• [WRITTEN INSTRUCTION]: Copy the data that follows, character for character, minus the pictures.

[Records from a data collection]
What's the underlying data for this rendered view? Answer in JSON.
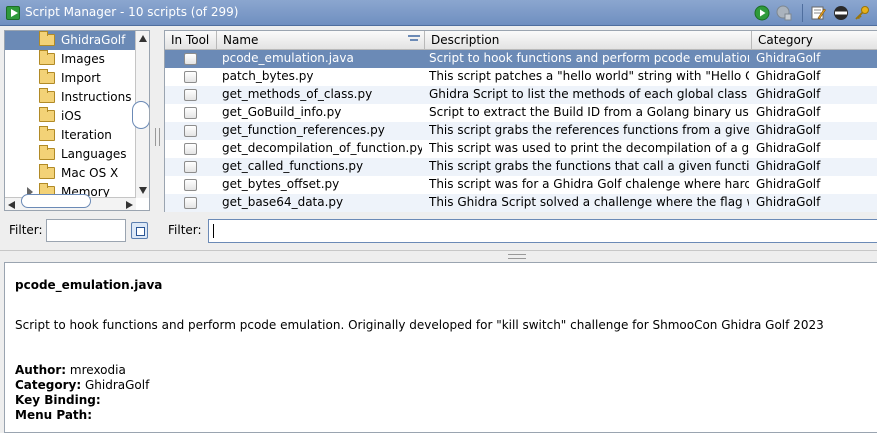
{
  "window": {
    "title": "Script Manager - 10 scripts  (of 299)"
  },
  "toolbar": {
    "icons": [
      "run-script-icon",
      "run-last-script-icon",
      "edit-script-icon",
      "manage-bundles-icon",
      "key-binding-icon"
    ]
  },
  "category_tree": {
    "items": [
      {
        "label": "GhidraGolf",
        "selected": true,
        "expandable": false
      },
      {
        "label": "Images",
        "selected": false,
        "expandable": false
      },
      {
        "label": "Import",
        "selected": false,
        "expandable": false
      },
      {
        "label": "Instructions",
        "selected": false,
        "expandable": false
      },
      {
        "label": "iOS",
        "selected": false,
        "expandable": false
      },
      {
        "label": "Iteration",
        "selected": false,
        "expandable": false
      },
      {
        "label": "Languages",
        "selected": false,
        "expandable": false
      },
      {
        "label": "Mac OS X",
        "selected": false,
        "expandable": false
      },
      {
        "label": "Memory",
        "selected": false,
        "expandable": true
      }
    ],
    "filter_label": "Filter:",
    "filter_value": ""
  },
  "script_table": {
    "headers": [
      "In Tool",
      "Name",
      "Description",
      "Category"
    ],
    "rows": [
      {
        "name": "pcode_emulation.java",
        "description": "Script to hook functions and perform pcode emulation. Or...",
        "category": "GhidraGolf",
        "selected": true
      },
      {
        "name": "patch_bytes.py",
        "description": "This script patches a \"hello world\" string with \"Hello Ghid...",
        "category": "GhidraGolf",
        "selected": false
      },
      {
        "name": "get_methods_of_class.py",
        "description": "Ghidra Script to list the methods of each global class con...",
        "category": "GhidraGolf",
        "selected": false
      },
      {
        "name": "get_GoBuild_info.py",
        "description": "Script to extract the Build ID from a Golang binary using ...",
        "category": "GhidraGolf",
        "selected": false
      },
      {
        "name": "get_function_references.py",
        "description": "This script grabs the references functions from a given fu...",
        "category": "GhidraGolf",
        "selected": false
      },
      {
        "name": "get_decompilation_of_function.py",
        "description": "This script was used to print the decompilation of a given...",
        "category": "GhidraGolf",
        "selected": false
      },
      {
        "name": "get_called_functions.py",
        "description": "This script grabs the functions that call a given function",
        "category": "GhidraGolf",
        "selected": false
      },
      {
        "name": "get_bytes_offset.py",
        "description": "This script was for a Ghidra Golf chalenge where hardco...",
        "category": "GhidraGolf",
        "selected": false
      },
      {
        "name": "get_base64_data.py",
        "description": "This Ghidra Script solved a challenge where the flag was...",
        "category": "GhidraGolf",
        "selected": false
      }
    ],
    "filter_label": "Filter:",
    "filter_value": ""
  },
  "details": {
    "name": "pcode_emulation.java",
    "description": "Script to hook functions and perform pcode emulation. Originally developed for \"kill switch\" challenge for ShmooCon Ghidra Golf 2023",
    "author_label": "Author:",
    "author_value": "mrexodia",
    "category_label": "Category:",
    "category_value": "GhidraGolf",
    "key_binding_label": "Key Binding:",
    "key_binding_value": "",
    "menu_path_label": "Menu Path:",
    "menu_path_value": ""
  },
  "colors": {
    "title_bar": "#7a98c6",
    "selection": "#6b8ab6",
    "alt_row": "#eef3fa",
    "folder": "#f3d277"
  }
}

• [OUTPUT OF THE EXERCISE]:
What's the underlying data for this rendered view? Answer in JSON.
{
  "window": {
    "title": "Script Manager - 10 scripts  (of 299)"
  },
  "toolbar": {
    "icons": [
      "run-script-icon",
      "run-last-script-icon",
      "edit-script-icon",
      "manage-bundles-icon",
      "key-binding-icon"
    ]
  },
  "category_tree": {
    "items": [
      {
        "label": "GhidraGolf",
        "selected": true,
        "expandable": false
      },
      {
        "label": "Images",
        "selected": false,
        "expandable": false
      },
      {
        "label": "Import",
        "selected": false,
        "expandable": false
      },
      {
        "label": "Instructions",
        "selected": false,
        "expandable": false
      },
      {
        "label": "iOS",
        "selected": false,
        "expandable": false
      },
      {
        "label": "Iteration",
        "selected": false,
        "expandable": false
      },
      {
        "label": "Languages",
        "selected": false,
        "expandable": false
      },
      {
        "label": "Mac OS X",
        "selected": false,
        "expandable": false
      },
      {
        "label": "Memory",
        "selected": false,
        "expandable": true
      }
    ],
    "filter_label": "Filter:",
    "filter_value": ""
  },
  "script_table": {
    "headers": [
      "In Tool",
      "Name",
      "Description",
      "Category"
    ],
    "rows": [
      {
        "name": "pcode_emulation.java",
        "description": "Script to hook functions and perform pcode emulation. Or...",
        "category": "GhidraGolf",
        "selected": true
      },
      {
        "name": "patch_bytes.py",
        "description": "This script patches a \"hello world\" string with \"Hello Ghid...",
        "category": "GhidraGolf",
        "selected": false
      },
      {
        "name": "get_methods_of_class.py",
        "description": "Ghidra Script to list the methods of each global class con...",
        "category": "GhidraGolf",
        "selected": false
      },
      {
        "name": "get_GoBuild_info.py",
        "description": "Script to extract the Build ID from a Golang binary using ...",
        "category": "GhidraGolf",
        "selected": false
      },
      {
        "name": "get_function_references.py",
        "description": "This script grabs the references functions from a given fu...",
        "category": "GhidraGolf",
        "selected": false
      },
      {
        "name": "get_decompilation_of_function.py",
        "description": "This script was used to print the decompilation of a given...",
        "category": "GhidraGolf",
        "selected": false
      },
      {
        "name": "get_called_functions.py",
        "description": "This script grabs the functions that call a given function",
        "category": "GhidraGolf",
        "selected": false
      },
      {
        "name": "get_bytes_offset.py",
        "description": "This script was for a Ghidra Golf chalenge where hardco...",
        "category": "GhidraGolf",
        "selected": false
      },
      {
        "name": "get_base64_data.py",
        "description": "This Ghidra Script solved a challenge where the flag was...",
        "category": "GhidraGolf",
        "selected": false
      }
    ],
    "filter_label": "Filter:",
    "filter_value": ""
  },
  "details": {
    "name": "pcode_emulation.java",
    "description": "Script to hook functions and perform pcode emulation. Originally developed for \"kill switch\" challenge for ShmooCon Ghidra Golf 2023",
    "author_label": "Author:",
    "author_value": "mrexodia",
    "category_label": "Category:",
    "category_value": "GhidraGolf",
    "key_binding_label": "Key Binding:",
    "key_binding_value": "",
    "menu_path_label": "Menu Path:",
    "menu_path_value": ""
  },
  "colors": {
    "title_bar": "#7a98c6",
    "selection": "#6b8ab6",
    "alt_row": "#eef3fa",
    "folder": "#f3d277"
  }
}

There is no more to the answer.